§ THE RECORDS:
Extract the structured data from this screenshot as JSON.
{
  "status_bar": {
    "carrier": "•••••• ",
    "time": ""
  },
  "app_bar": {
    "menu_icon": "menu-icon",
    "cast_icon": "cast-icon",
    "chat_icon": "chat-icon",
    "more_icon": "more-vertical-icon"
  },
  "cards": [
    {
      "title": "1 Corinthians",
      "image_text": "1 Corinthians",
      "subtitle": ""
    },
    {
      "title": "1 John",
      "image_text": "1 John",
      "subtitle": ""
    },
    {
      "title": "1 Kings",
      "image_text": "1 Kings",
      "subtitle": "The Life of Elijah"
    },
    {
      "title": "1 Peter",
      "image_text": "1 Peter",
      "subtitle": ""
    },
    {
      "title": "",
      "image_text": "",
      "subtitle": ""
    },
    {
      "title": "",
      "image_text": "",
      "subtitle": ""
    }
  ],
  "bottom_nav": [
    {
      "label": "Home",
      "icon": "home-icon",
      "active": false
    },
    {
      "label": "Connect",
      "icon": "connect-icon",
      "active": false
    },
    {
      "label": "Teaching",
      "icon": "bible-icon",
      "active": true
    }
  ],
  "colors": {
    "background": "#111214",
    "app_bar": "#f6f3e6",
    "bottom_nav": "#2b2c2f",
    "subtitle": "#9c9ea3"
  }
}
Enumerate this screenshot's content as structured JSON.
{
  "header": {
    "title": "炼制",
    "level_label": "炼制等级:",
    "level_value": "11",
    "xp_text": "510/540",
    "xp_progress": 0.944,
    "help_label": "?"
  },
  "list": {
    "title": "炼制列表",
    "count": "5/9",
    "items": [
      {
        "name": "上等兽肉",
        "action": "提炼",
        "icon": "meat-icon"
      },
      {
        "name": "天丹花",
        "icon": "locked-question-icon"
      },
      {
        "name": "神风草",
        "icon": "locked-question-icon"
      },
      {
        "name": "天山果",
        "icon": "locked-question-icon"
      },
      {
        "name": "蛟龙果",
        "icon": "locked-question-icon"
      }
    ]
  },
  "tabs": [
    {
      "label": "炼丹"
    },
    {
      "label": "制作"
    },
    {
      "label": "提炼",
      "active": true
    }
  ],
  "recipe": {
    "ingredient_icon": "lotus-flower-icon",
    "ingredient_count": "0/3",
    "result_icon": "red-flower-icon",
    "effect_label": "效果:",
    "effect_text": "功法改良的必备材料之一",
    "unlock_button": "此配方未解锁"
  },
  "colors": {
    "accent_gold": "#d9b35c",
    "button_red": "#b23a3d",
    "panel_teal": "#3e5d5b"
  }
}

§ WHAT IS EXPECTED:
Quote verbatim the line containing "Enumerate this screenshot's" and every line after it through the end of the records above.

§ EXERCISE OUTPUT:
Enumerate this screenshot's content as structured JSON.
{
  "header": {
    "title": "炼制",
    "level_label": "炼制等级:",
    "level_value": "11",
    "xp_text": "510/540",
    "xp_progress": 0.944,
    "help_label": "?"
  },
  "list": {
    "title": "炼制列表",
    "count": "5/9",
    "items": [
      {
        "name": "上等兽肉",
        "action": "提炼",
        "icon": "meat-icon"
      },
      {
        "name": "天丹花",
        "icon": "locked-question-icon"
      },
      {
        "name": "神风草",
        "icon": "locked-question-icon"
      },
      {
        "name": "天山果",
        "icon": "locked-question-icon"
      },
      {
        "name": "蛟龙果",
        "icon": "locked-question-icon"
      }
    ]
  },
  "tabs": [
    {
      "label": "炼丹"
    },
    {
      "label": "制作"
    },
    {
      "label": "提炼",
      "active": true
    }
  ],
  "recipe": {
    "ingredient_icon": "lotus-flower-icon",
    "ingredient_count": "0/3",
    "result_icon": "red-flower-icon",
    "effect_label": "效果:",
    "effect_text": "功法改良的必备材料之一",
    "unlock_button": "此配方未解锁"
  },
  "colors": {
    "accent_gold": "#d9b35c",
    "button_red": "#b23a3d",
    "panel_teal": "#3e5d5b"
  }
}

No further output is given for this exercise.